** Begin DATASET CONTENT **
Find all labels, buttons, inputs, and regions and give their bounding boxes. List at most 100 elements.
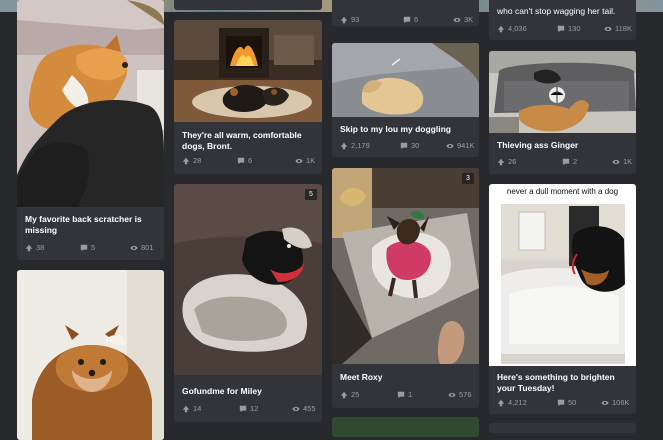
post-card-doggling[interactable]: Skip to my lou my doggling 2,179 30 941K — [332, 43, 479, 157]
comment-count: 6 — [414, 15, 419, 24]
comment-stat[interactable]: 12 — [239, 404, 258, 413]
view-stat: 455 — [292, 404, 316, 413]
upvote-count: 4,212 — [508, 398, 527, 407]
eye-icon — [448, 392, 456, 397]
upvote-stat[interactable]: 14 — [182, 404, 201, 413]
upvote-arrow-icon — [182, 157, 190, 164]
post-card-bottom-column-4[interactable] — [489, 423, 636, 433]
comment-bubble-icon — [239, 405, 247, 412]
post-title[interactable]: Here's something to brighten your Tuesda… — [497, 372, 628, 394]
upvote-arrow-icon — [497, 25, 505, 32]
comment-stat[interactable]: 50 — [557, 398, 576, 407]
comment-stat[interactable]: 1 — [397, 390, 412, 399]
comment-bubble-icon — [80, 244, 88, 251]
view-stat: 106K — [601, 398, 630, 407]
comment-count: 12 — [250, 404, 259, 413]
post-card-tuesday[interactable]: never a dull moment with a dog Here's so… — [489, 184, 636, 414]
view-count: 106K — [612, 398, 630, 407]
upvote-stat[interactable]: 93 — [340, 15, 359, 24]
upvote-count: 93 — [351, 15, 360, 24]
eye-icon — [446, 143, 454, 148]
post-image — [17, 270, 164, 440]
eye-icon — [601, 400, 609, 405]
upvote-arrow-icon — [340, 391, 348, 398]
eye-icon — [130, 245, 138, 250]
view-stat: 576 — [448, 390, 472, 399]
upvote-stat[interactable]: 28 — [182, 156, 201, 165]
view-count: 1K — [623, 157, 633, 166]
comment-bubble-icon — [562, 158, 570, 165]
upvote-arrow-icon — [25, 244, 33, 251]
comment-count: 30 — [411, 141, 420, 150]
comment-stat[interactable]: 6 — [237, 156, 252, 165]
view-stat: 1K — [295, 156, 315, 165]
comment-count: 50 — [568, 398, 577, 407]
eye-icon — [612, 159, 620, 164]
post-title[interactable]: Meet Roxy — [340, 372, 471, 383]
post-stats: 93 6 3K — [340, 15, 473, 25]
post-image — [174, 20, 322, 122]
comment-count: 5 — [91, 243, 96, 252]
post-card-top-column-3[interactable]: 93 6 3K — [332, 0, 479, 26]
view-count: 801 — [141, 243, 154, 252]
view-count: 118K — [615, 24, 632, 33]
post-title[interactable]: My favorite back scratcher is missing — [25, 214, 156, 236]
post-stats: 25 1 576 — [340, 390, 472, 400]
post-image — [332, 168, 479, 364]
upvote-stat[interactable]: 4,212 — [497, 398, 527, 407]
post-card-bottom-column-3[interactable] — [332, 417, 479, 437]
comment-count: 130 — [568, 24, 581, 33]
post-card-top-small[interactable] — [174, 0, 322, 10]
post-stats: 14 12 455 — [182, 404, 316, 414]
post-image: never a dull moment with a dog — [489, 184, 636, 366]
view-count: 941K — [457, 141, 475, 150]
upvote-stat[interactable]: 4,036 — [497, 24, 527, 33]
comment-bubble-icon — [400, 142, 408, 149]
post-card-ginger[interactable]: Thieving ass Ginger 26 2 1K — [489, 51, 636, 174]
comment-stat[interactable]: 6 — [403, 15, 418, 24]
eye-icon — [453, 17, 461, 22]
post-card-roxy[interactable]: 3 Meet Roxy 25 1 576 — [332, 168, 479, 408]
comment-stat[interactable]: 5 — [80, 243, 95, 252]
post-stats: 4,036 130 118K — [497, 24, 632, 34]
upvote-count: 4,036 — [508, 24, 527, 33]
eye-icon — [295, 158, 303, 163]
comment-stat[interactable]: 130 — [557, 24, 581, 33]
upvote-stat[interactable]: 38 — [25, 243, 44, 252]
post-title[interactable]: Gofundme for Miley — [182, 386, 314, 397]
upvote-count: 14 — [193, 404, 202, 413]
upvote-count: 25 — [351, 390, 360, 399]
post-card-pomeranian[interactable] — [17, 270, 164, 440]
post-title[interactable]: They're all warm, comfortable dogs, Bron… — [182, 130, 314, 152]
post-card-gofundme[interactable]: 5 Gofundme for Miley 14 12 455 — [174, 184, 322, 422]
album-count-badge: 3 — [462, 173, 474, 184]
post-stats: 2,179 30 941K — [340, 141, 475, 151]
upvote-stat[interactable]: 25 — [340, 390, 359, 399]
comment-count: 6 — [248, 156, 253, 165]
view-stat: 941K — [446, 141, 475, 150]
view-stat: 1K — [612, 157, 632, 166]
post-title[interactable]: Thieving ass Ginger — [497, 140, 628, 151]
eye-icon — [604, 26, 612, 31]
comment-bubble-icon — [237, 157, 245, 164]
album-count-badge: 5 — [305, 189, 317, 200]
view-count: 576 — [459, 390, 472, 399]
post-card-back-scratcher[interactable]: My favorite back scratcher is missing 38… — [17, 0, 164, 260]
upvote-stat[interactable]: 26 — [497, 157, 516, 166]
upvote-arrow-icon — [497, 158, 505, 165]
upvote-stat[interactable]: 2,179 — [340, 141, 370, 150]
view-stat: 3K — [453, 15, 473, 24]
comment-stat[interactable]: 2 — [562, 157, 577, 166]
post-title[interactable]: Skip to my lou my doggling — [340, 124, 471, 135]
comment-count: 1 — [408, 390, 413, 399]
upvote-arrow-icon — [340, 16, 348, 23]
comment-count: 2 — [573, 157, 578, 166]
post-stats: 38 5 801 — [25, 243, 156, 253]
upvote-count: 38 — [36, 243, 45, 252]
upvote-arrow-icon — [497, 399, 505, 406]
post-card-wagging-tail[interactable]: who can't stop wagging her tail. 4,036 1… — [489, 0, 636, 40]
comment-stat[interactable]: 30 — [400, 141, 419, 150]
post-title[interactable]: who can't stop wagging her tail. — [497, 6, 628, 17]
post-card-warm-dogs[interactable]: They're all warm, comfortable dogs, Bron… — [174, 20, 322, 174]
comment-bubble-icon — [557, 399, 565, 406]
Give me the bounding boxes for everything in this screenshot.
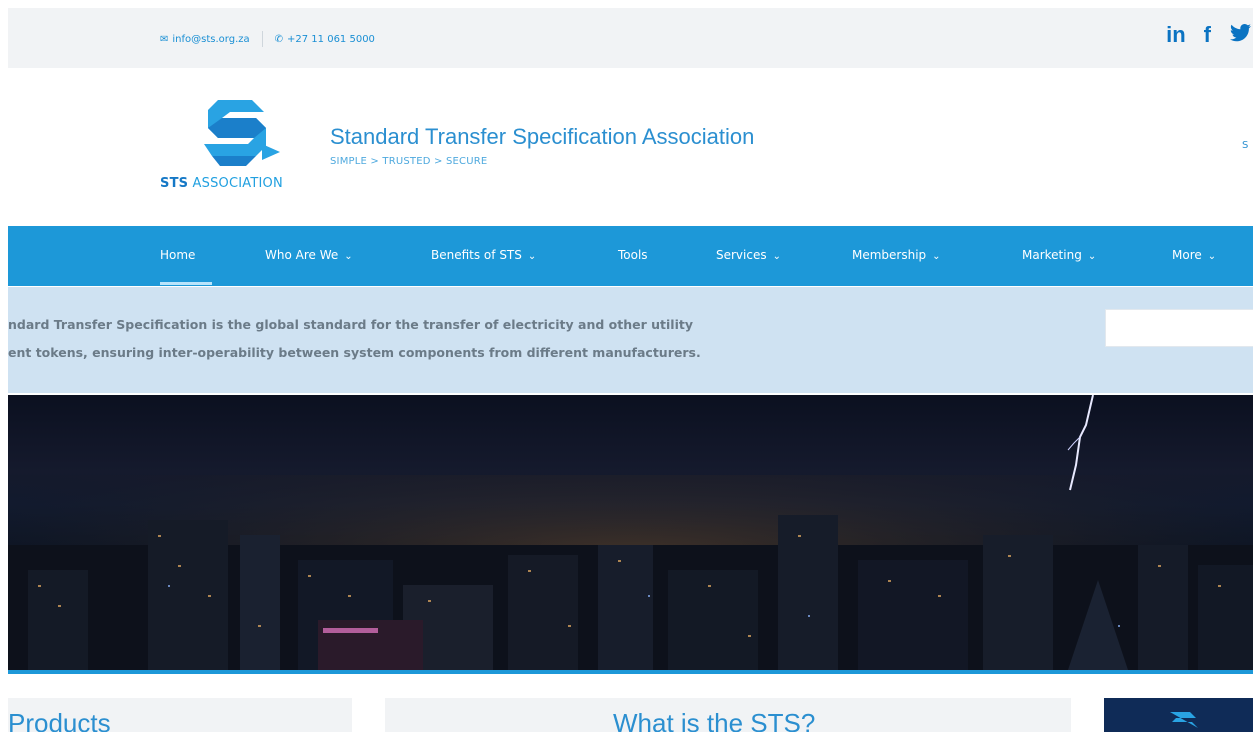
** End DATASET CONTENT **
Edit the lines above by replacing every "eye-icon" with "view-icon", changing nothing else, and give them again without the pictures.

Find all labels, buttons, inputs, and regions and give their bounding boxes. List at most 100 elements.
post-card-doggling[interactable]: Skip to my lou my doggling 2,179 30 941K — [332, 43, 479, 157]
comment-count: 6 — [414, 15, 419, 24]
comment-stat[interactable]: 12 — [239, 404, 258, 413]
view-stat: 455 — [292, 404, 316, 413]
upvote-count: 4,212 — [508, 398, 527, 407]
view-icon — [448, 392, 456, 397]
upvote-stat[interactable]: 14 — [182, 404, 201, 413]
upvote-arrow-icon — [182, 157, 190, 164]
post-card-bottom-column-4[interactable] — [489, 423, 636, 433]
comment-bubble-icon — [239, 405, 247, 412]
post-title[interactable]: Here's something to brighten your Tuesda… — [497, 372, 628, 394]
upvote-arrow-icon — [497, 25, 505, 32]
comment-stat[interactable]: 50 — [557, 398, 576, 407]
comment-stat[interactable]: 1 — [397, 390, 412, 399]
comment-bubble-icon — [80, 244, 88, 251]
view-stat: 106K — [601, 398, 630, 407]
comment-count: 12 — [250, 404, 259, 413]
post-card-tuesday[interactable]: never a dull moment with a dog Here's so… — [489, 184, 636, 414]
view-count: 106K — [612, 398, 630, 407]
upvote-stat[interactable]: 93 — [340, 15, 359, 24]
upvote-count: 93 — [351, 15, 360, 24]
view-icon — [446, 143, 454, 148]
post-image — [17, 270, 164, 440]
view-icon — [601, 400, 609, 405]
upvote-arrow-icon — [340, 391, 348, 398]
view-icon — [130, 245, 138, 250]
view-stat: 576 — [448, 390, 472, 399]
upvote-stat[interactable]: 28 — [182, 156, 201, 165]
view-count: 1K — [623, 157, 633, 166]
comment-bubble-icon — [562, 158, 570, 165]
upvote-arrow-icon — [25, 244, 33, 251]
comment-count: 30 — [411, 141, 420, 150]
comment-stat[interactable]: 6 — [237, 156, 252, 165]
view-stat: 1K — [295, 156, 315, 165]
comment-count: 50 — [568, 398, 577, 407]
view-icon — [612, 159, 620, 164]
post-title[interactable]: Meet Roxy — [340, 372, 471, 383]
post-stats: 93 6 3K — [340, 15, 473, 25]
post-image — [174, 20, 322, 122]
comment-count: 5 — [91, 243, 96, 252]
post-card-top-column-3[interactable]: 93 6 3K — [332, 0, 479, 26]
view-count: 801 — [141, 243, 154, 252]
view-count: 118K — [615, 24, 632, 33]
post-title[interactable]: My favorite back scratcher is missing — [25, 214, 156, 236]
post-stats: 25 1 576 — [340, 390, 472, 400]
post-image — [332, 168, 479, 364]
upvote-stat[interactable]: 4,212 — [497, 398, 527, 407]
post-card-bottom-column-3[interactable] — [332, 417, 479, 437]
comment-count: 130 — [568, 24, 581, 33]
post-card-top-small[interactable] — [174, 0, 322, 10]
post-stats: 14 12 455 — [182, 404, 316, 414]
post-image: never a dull moment with a dog — [489, 184, 636, 366]
view-count: 941K — [457, 141, 475, 150]
upvote-stat[interactable]: 4,036 — [497, 24, 527, 33]
comment-bubble-icon — [400, 142, 408, 149]
post-card-ginger[interactable]: Thieving ass Ginger 26 2 1K — [489, 51, 636, 174]
comment-stat[interactable]: 6 — [403, 15, 418, 24]
view-icon — [453, 17, 461, 22]
post-card-roxy[interactable]: 3 Meet Roxy 25 1 576 — [332, 168, 479, 408]
comment-stat[interactable]: 5 — [80, 243, 95, 252]
post-stats: 4,036 130 118K — [497, 24, 632, 34]
upvote-count: 4,036 — [508, 24, 527, 33]
view-icon — [295, 158, 303, 163]
comment-stat[interactable]: 130 — [557, 24, 581, 33]
upvote-stat[interactable]: 38 — [25, 243, 44, 252]
post-title[interactable]: Gofundme for Miley — [182, 386, 314, 397]
upvote-count: 14 — [193, 404, 202, 413]
upvote-count: 25 — [351, 390, 360, 399]
post-card-pomeranian[interactable] — [17, 270, 164, 440]
post-title[interactable]: They're all warm, comfortable dogs, Bron… — [182, 130, 314, 152]
post-card-gofundme[interactable]: 5 Gofundme for Miley 14 12 455 — [174, 184, 322, 422]
album-count-badge: 3 — [462, 173, 474, 184]
post-stats: 2,179 30 941K — [340, 141, 475, 151]
upvote-stat[interactable]: 25 — [340, 390, 359, 399]
comment-count: 6 — [248, 156, 253, 165]
view-stat: 941K — [446, 141, 475, 150]
view-stat: 1K — [612, 157, 632, 166]
post-title[interactable]: Thieving ass Ginger — [497, 140, 628, 151]
view-icon — [604, 26, 612, 31]
comment-bubble-icon — [237, 157, 245, 164]
album-count-badge: 5 — [305, 189, 317, 200]
view-count: 576 — [459, 390, 472, 399]
post-card-back-scratcher[interactable]: My favorite back scratcher is missing 38… — [17, 0, 164, 260]
upvote-stat[interactable]: 26 — [497, 157, 516, 166]
upvote-arrow-icon — [497, 158, 505, 165]
upvote-stat[interactable]: 2,179 — [340, 141, 370, 150]
view-stat: 3K — [453, 15, 473, 24]
comment-stat[interactable]: 2 — [562, 157, 577, 166]
post-title[interactable]: Skip to my lou my doggling — [340, 124, 471, 135]
comment-count: 1 — [408, 390, 413, 399]
upvote-arrow-icon — [340, 16, 348, 23]
comment-count: 2 — [573, 157, 578, 166]
post-stats: 38 5 801 — [25, 243, 156, 253]
upvote-count: 38 — [36, 243, 45, 252]
upvote-arrow-icon — [497, 399, 505, 406]
post-card-wagging-tail[interactable]: who can't stop wagging her tail. 4,036 1… — [489, 0, 636, 40]
comment-stat[interactable]: 30 — [400, 141, 419, 150]
post-title[interactable]: who can't stop wagging her tail. — [497, 6, 628, 17]
post-card-warm-dogs[interactable]: They're all warm, comfortable dogs, Bron… — [174, 20, 322, 174]
comment-bubble-icon — [557, 399, 565, 406]
Give me the bounding boxes for everything in this screenshot.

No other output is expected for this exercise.